→ Exercise instructions
Write out all of the records precisely. Skip anything that is a picture.

→ Data extract
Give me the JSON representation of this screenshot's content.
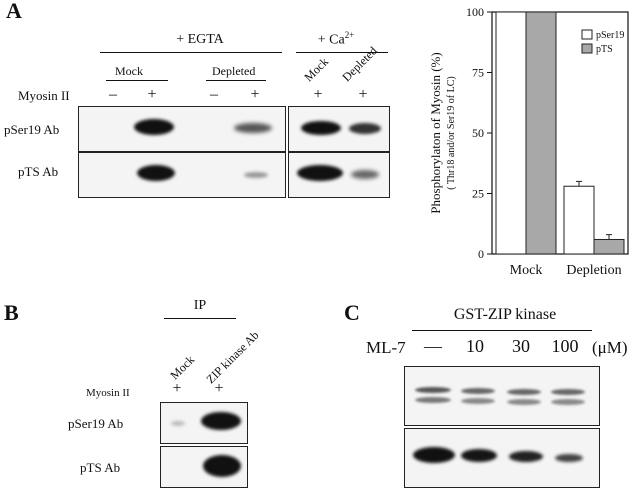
{
  "panel_a": {
    "letter": "A",
    "egta_label": "+ EGTA",
    "ca_label_main": "+ Ca",
    "ca_label_sup": "2+",
    "mock_label": "Mock",
    "depleted_label": "Depleted",
    "row_myosin": "Myosin II",
    "row_pser19": "pSer19 Ab",
    "row_pts": "pTS Ab",
    "signs": [
      "–",
      "+",
      "–",
      "+",
      "+",
      "+"
    ]
  },
  "chart": {
    "ylabel_main": "Phosphorylaton of Myosin (%)",
    "ylabel_sub": "( Thr18 and/or Ser19 of LC)"
  },
  "chart_data": {
    "type": "bar",
    "categories": [
      "Mock",
      "Depletion"
    ],
    "series": [
      {
        "name": "pSer19",
        "values": [
          100,
          28
        ],
        "errors": [
          0,
          2
        ],
        "color": "#ffffff"
      },
      {
        "name": "pTS",
        "values": [
          100,
          6
        ],
        "errors": [
          0,
          2
        ],
        "color": "#a8a8a8"
      }
    ],
    "ylim": [
      0,
      100
    ],
    "yticks": [
      0,
      25,
      50,
      75,
      100
    ],
    "legend": "top-right",
    "grid": false
  },
  "panel_b": {
    "letter": "B",
    "ip_label": "IP",
    "mock_label": "Mock",
    "zip_label": "ZIP kinase Ab",
    "row_myosin": "Myosin II",
    "row_pser19": "pSer19 Ab",
    "row_pts": "pTS Ab",
    "signs": [
      "+",
      "+"
    ]
  },
  "panel_c": {
    "letter": "C",
    "gst_label": "GST-ZIP kinase",
    "ml7_label": "ML-7",
    "doses": [
      "—",
      "10",
      "30",
      "100"
    ],
    "unit": "(μM)"
  }
}
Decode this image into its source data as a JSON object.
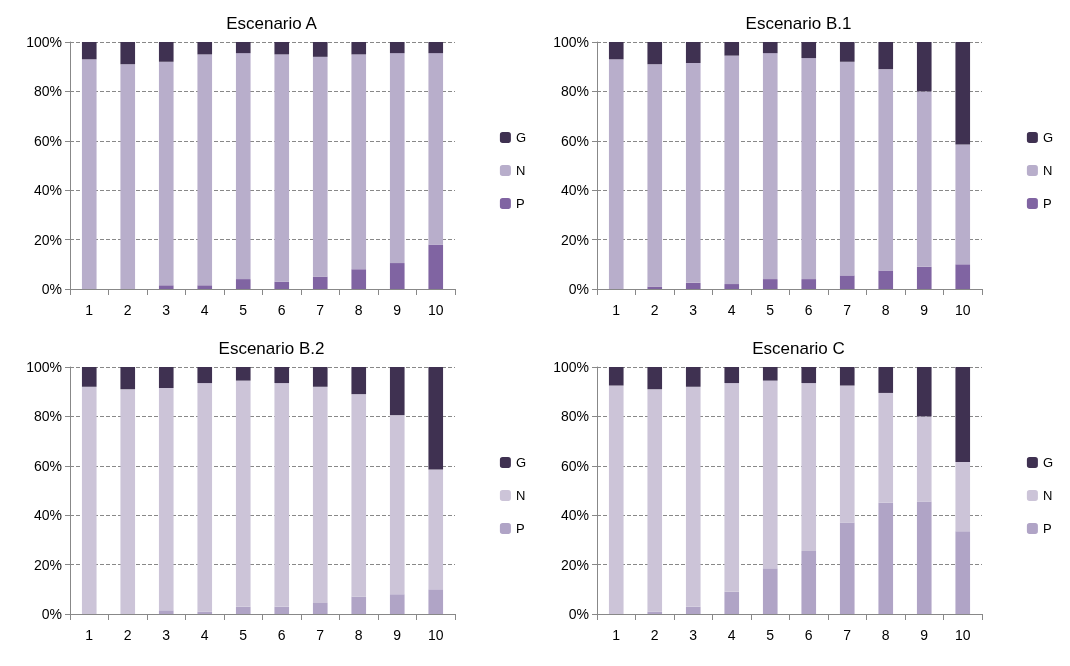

→ Result of the exercise
Give me the JSON representation of this screenshot's content.
{
  "panel_a": {
    "letter": "A",
    "egta_label": "+ EGTA",
    "ca_label_main": "+ Ca",
    "ca_label_sup": "2+",
    "mock_label": "Mock",
    "depleted_label": "Depleted",
    "row_myosin": "Myosin II",
    "row_pser19": "pSer19 Ab",
    "row_pts": "pTS Ab",
    "signs": [
      "–",
      "+",
      "–",
      "+",
      "+",
      "+"
    ]
  },
  "chart": {
    "ylabel_main": "Phosphorylaton of Myosin (%)",
    "ylabel_sub": "( Thr18 and/or Ser19 of LC)"
  },
  "chart_data": {
    "type": "bar",
    "categories": [
      "Mock",
      "Depletion"
    ],
    "series": [
      {
        "name": "pSer19",
        "values": [
          100,
          28
        ],
        "errors": [
          0,
          2
        ],
        "color": "#ffffff"
      },
      {
        "name": "pTS",
        "values": [
          100,
          6
        ],
        "errors": [
          0,
          2
        ],
        "color": "#a8a8a8"
      }
    ],
    "ylim": [
      0,
      100
    ],
    "yticks": [
      0,
      25,
      50,
      75,
      100
    ],
    "legend": "top-right",
    "grid": false
  },
  "panel_b": {
    "letter": "B",
    "ip_label": "IP",
    "mock_label": "Mock",
    "zip_label": "ZIP kinase Ab",
    "row_myosin": "Myosin II",
    "row_pser19": "pSer19 Ab",
    "row_pts": "pTS Ab",
    "signs": [
      "+",
      "+"
    ]
  },
  "panel_c": {
    "letter": "C",
    "gst_label": "GST-ZIP kinase",
    "ml7_label": "ML-7",
    "doses": [
      "—",
      "10",
      "30",
      "100"
    ],
    "unit": "(μM)"
  }
}
Decode this image into its source data as a JSON object.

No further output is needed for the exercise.